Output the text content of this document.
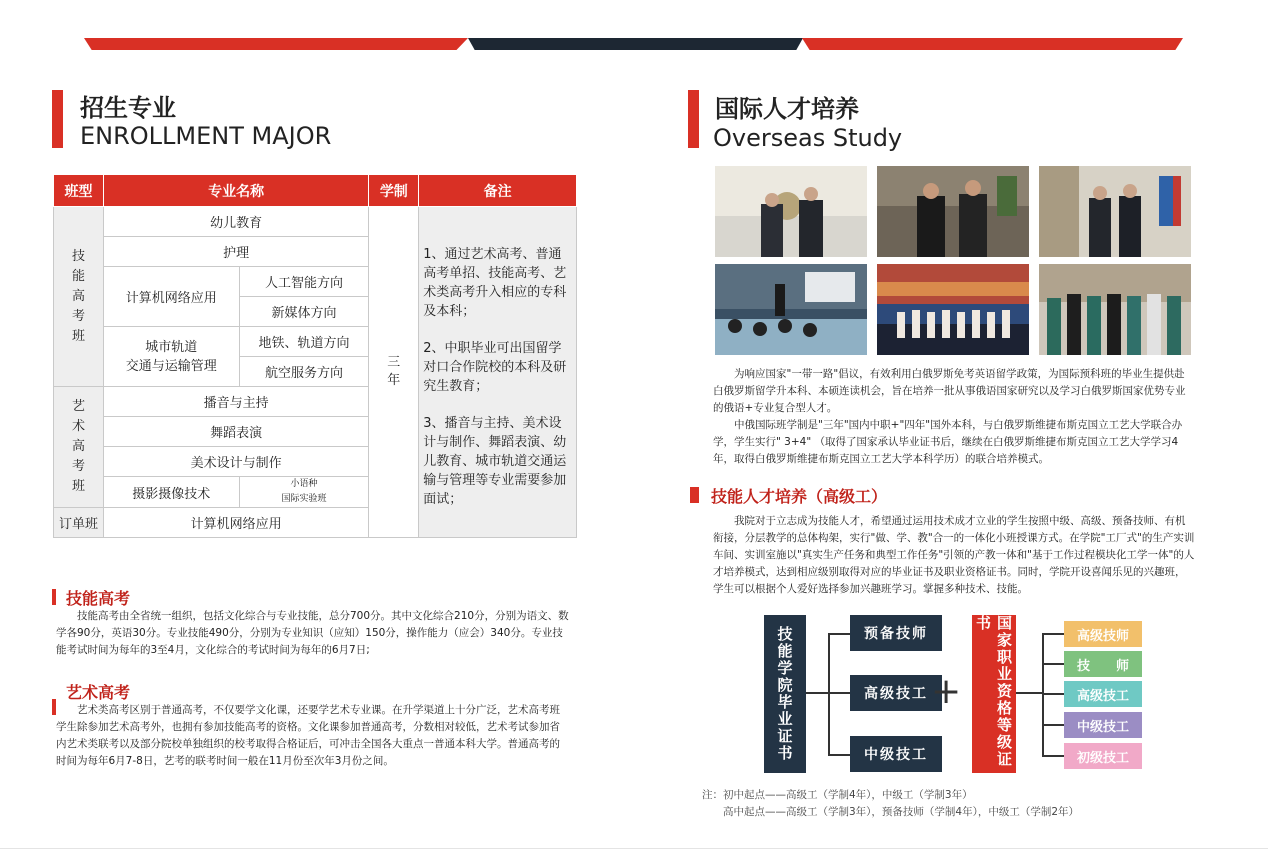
招生专业
ENROLLMENT MAJOR
班型	专业名称		学制	备注

技能高考班	幼儿教育		三年	1、通过艺术高考、普通高考单招、技能高考、艺术类高考升入相应的专科及本科；
2、中职毕业可出国留学对口合作院校的本科及研究生教育；
3、播音与主持、美术设计与制作、舞蹈表演、幼儿教育、城市轨道交通运输与管理等专业需要参加面试；

	护理			
	计算机网络应用	人工智能方向		
		新媒体方向		

	城市轨道
交通与运输管理	地铁、轨道方向		
		航空服务方向		

艺术高考班	播音与主持			
	舞蹈表演			
	美术设计与制作			
	摄影摄像技术	小语种
国际实验班		

订单班	计算机网络应用			
技能高考
技能高考由全省统一组织，包括文化综合与专业技能，总分700分。其中文化综合210分，分别为语文、数学各90分，英语30分。专业技能490分，分别为专业知识（应知）150分，操作能力（应会）340分。专业技能考试时间为每年的3至4月，文化综合的考试时间为每年的6月7日;
艺术高考
艺术类高考区别于普通高考，不仅要学文化课，还要学艺术专业课。在升学渠道上十分广泛，艺术高考班学生除参加艺术高考外，也拥有参加技能高考的资格。文化课参加普通高考，分数相对较低，艺术考试参加省内艺术类联考以及部分院校单独组织的校考取得合格证后，可冲击全国各大重点一普通本科大学。普通高考的时间为每年6月7-8日，艺考的联考时间一般在11月份至次年3月份之间。
国际人才培养
Overseas Study
为响应国家"一带一路"倡议，有效利用白俄罗斯免考英语留学政策，为国际预科班的毕业生提供赴白俄罗斯留学升本科、本硕连读机会，旨在培养一批从事俄语国家研究以及学习白俄罗斯国家优势专业的俄语+专业复合型人才。
中俄国际班学制是"三年"国内中职+"四年"国外本科，与白俄罗斯维捷布斯克国立工艺大学联合办学，学生实行" 3+4" （取得了国家承认毕业证书后，继续在白俄罗斯维捷布斯克国立工艺大学学习4年，取得白俄罗斯维捷布斯克国立工艺大学本科学历）的联合培养模式。
技能人才培养（高级工）
我院对于立志成为技能人才，希望通过运用技术成才立业的学生按照中级、高级、预备技师、有机衔接，分层教学的总体构架，实行"做、学、教"合一的一体化小班授课方式。在学院"工厂式"的生产实训车间、实训室施以"真实生产任务和典型工作任务"引领的产教一体和"基于工作过程模块化工学一体"的人才培养模式，达到相应级别取得对应的毕业证书及职业资格证书。同时，学院开设喜闻乐见的兴趣班，学生可以根据个人爱好选择参加兴趣班学习。掌握多种技术、技能。
技能学院毕业证书	预备技师
高级技工
中级技工
+	国家职业资格等级证书
高级技师
技　　师
高级技工
中级技工
初级技工
注：初中起点——高级工（学制4年），中级工（学制3年）
高中起点——高级工（学制3年），预备技师（学制4年），中级工（学制2年）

****************************************

Work instructions: Return every line of the records exactly as given, pictures excluded.

Solution below:
Output the text content of this document.
招生专业
ENROLLMENT MAJOR
班型	专业名称		学制	备注

技能高考班	幼儿教育		三年	1、通过艺术高考、普通高考单招、技能高考、艺术类高考升入相应的专科及本科；
2、中职毕业可出国留学对口合作院校的本科及研究生教育；
3、播音与主持、美术设计与制作、舞蹈表演、幼儿教育、城市轨道交通运输与管理等专业需要参加面试；

	护理			
	计算机网络应用	人工智能方向		
		新媒体方向		

	城市轨道
交通与运输管理	地铁、轨道方向		
		航空服务方向		

艺术高考班	播音与主持			
	舞蹈表演			
	美术设计与制作			
	摄影摄像技术	小语种
国际实验班		

订单班	计算机网络应用			
技能高考
技能高考由全省统一组织，包括文化综合与专业技能，总分700分。其中文化综合210分，分别为语文、数学各90分，英语30分。专业技能490分，分别为专业知识（应知）150分，操作能力（应会）340分。专业技能考试时间为每年的3至4月，文化综合的考试时间为每年的6月7日;
艺术高考
艺术类高考区别于普通高考，不仅要学文化课，还要学艺术专业课。在升学渠道上十分广泛，艺术高考班学生除参加艺术高考外，也拥有参加技能高考的资格。文化课参加普通高考，分数相对较低，艺术考试参加省内艺术类联考以及部分院校单独组织的校考取得合格证后，可冲击全国各大重点一普通本科大学。普通高考的时间为每年6月7-8日，艺考的联考时间一般在11月份至次年3月份之间。
国际人才培养
Overseas Study
为响应国家"一带一路"倡议，有效利用白俄罗斯免考英语留学政策，为国际预科班的毕业生提供赴白俄罗斯留学升本科、本硕连读机会，旨在培养一批从事俄语国家研究以及学习白俄罗斯国家优势专业的俄语+专业复合型人才。
中俄国际班学制是"三年"国内中职+"四年"国外本科，与白俄罗斯维捷布斯克国立工艺大学联合办学，学生实行" 3+4" （取得了国家承认毕业证书后，继续在白俄罗斯维捷布斯克国立工艺大学学习4年，取得白俄罗斯维捷布斯克国立工艺大学本科学历）的联合培养模式。
技能人才培养（高级工）
我院对于立志成为技能人才，希望通过运用技术成才立业的学生按照中级、高级、预备技师、有机衔接，分层教学的总体构架，实行"做、学、教"合一的一体化小班授课方式。在学院"工厂式"的生产实训车间、实训室施以"真实生产任务和典型工作任务"引领的产教一体和"基于工作过程模块化工学一体"的人才培养模式，达到相应级别取得对应的毕业证书及职业资格证书。同时，学院开设喜闻乐见的兴趣班，学生可以根据个人爱好选择参加兴趣班学习。掌握多种技术、技能。
技能学院毕业证书	预备技师
高级技工
中级技工
+	国家职业资格等级证书
高级技师
技　　师
高级技工
中级技工
初级技工
注：初中起点——高级工（学制4年），中级工（学制3年）
高中起点——高级工（学制3年），预备技师（学制4年），中级工（学制2年）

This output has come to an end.